**What the task requires**
How many lines hold the string "color"? Give only the number.

**Source records**

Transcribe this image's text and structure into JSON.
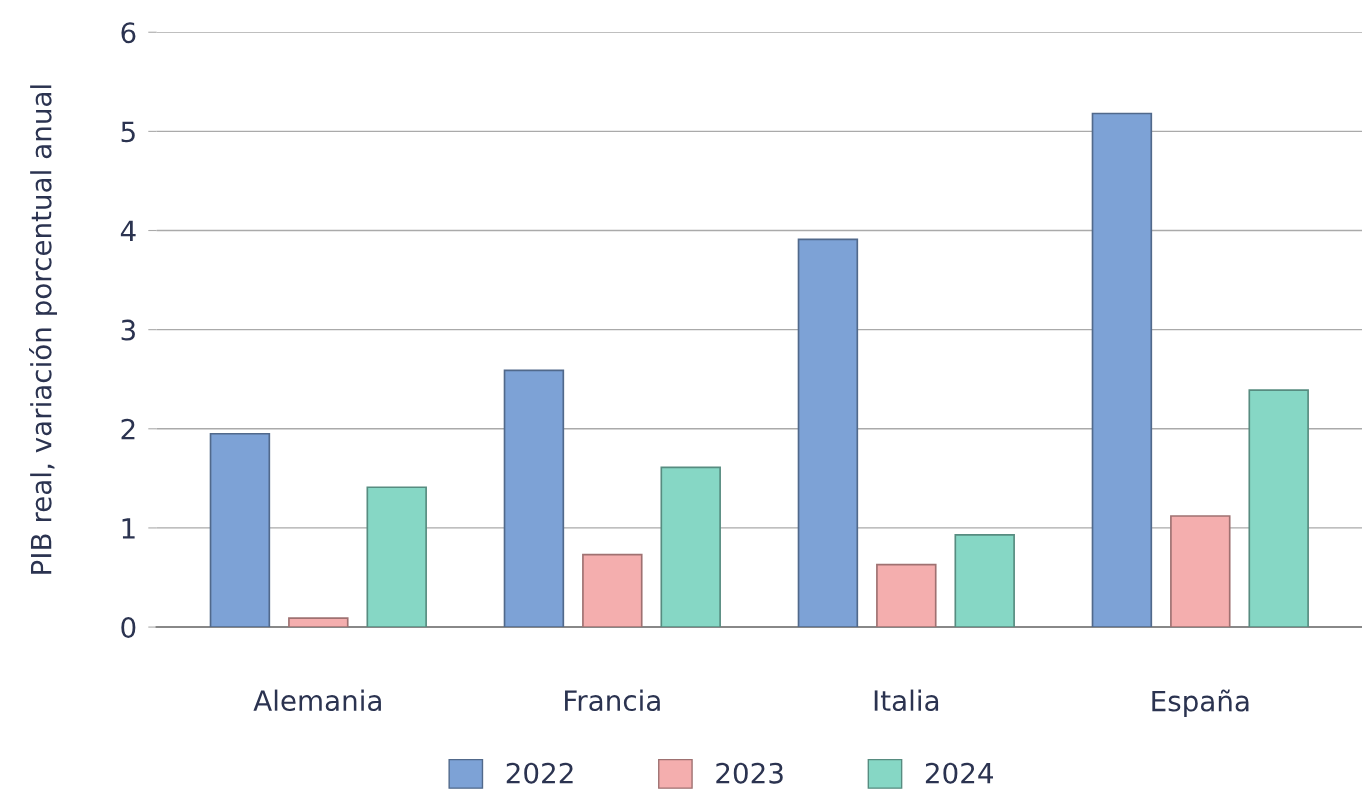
{
  "chart_data": {
    "type": "bar",
    "ylabel": "PIB real, variación porcentual anual",
    "categories": [
      "Alemania",
      "Francia",
      "Italia",
      "España"
    ],
    "series": [
      {
        "name": "2022",
        "color": "#7da2d6",
        "values": [
          1.95,
          2.59,
          3.91,
          5.18
        ]
      },
      {
        "name": "2023",
        "color": "#f4aeae",
        "values": [
          0.09,
          0.73,
          0.63,
          1.12
        ]
      },
      {
        "name": "2024",
        "color": "#86d7c5",
        "values": [
          1.41,
          1.61,
          0.93,
          2.39
        ]
      }
    ],
    "ylim": [
      0,
      6
    ],
    "yticks": [
      0,
      1,
      2,
      3,
      4,
      5,
      6
    ],
    "grid": "y",
    "legend": "bottom"
  }
}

**Completed task**
3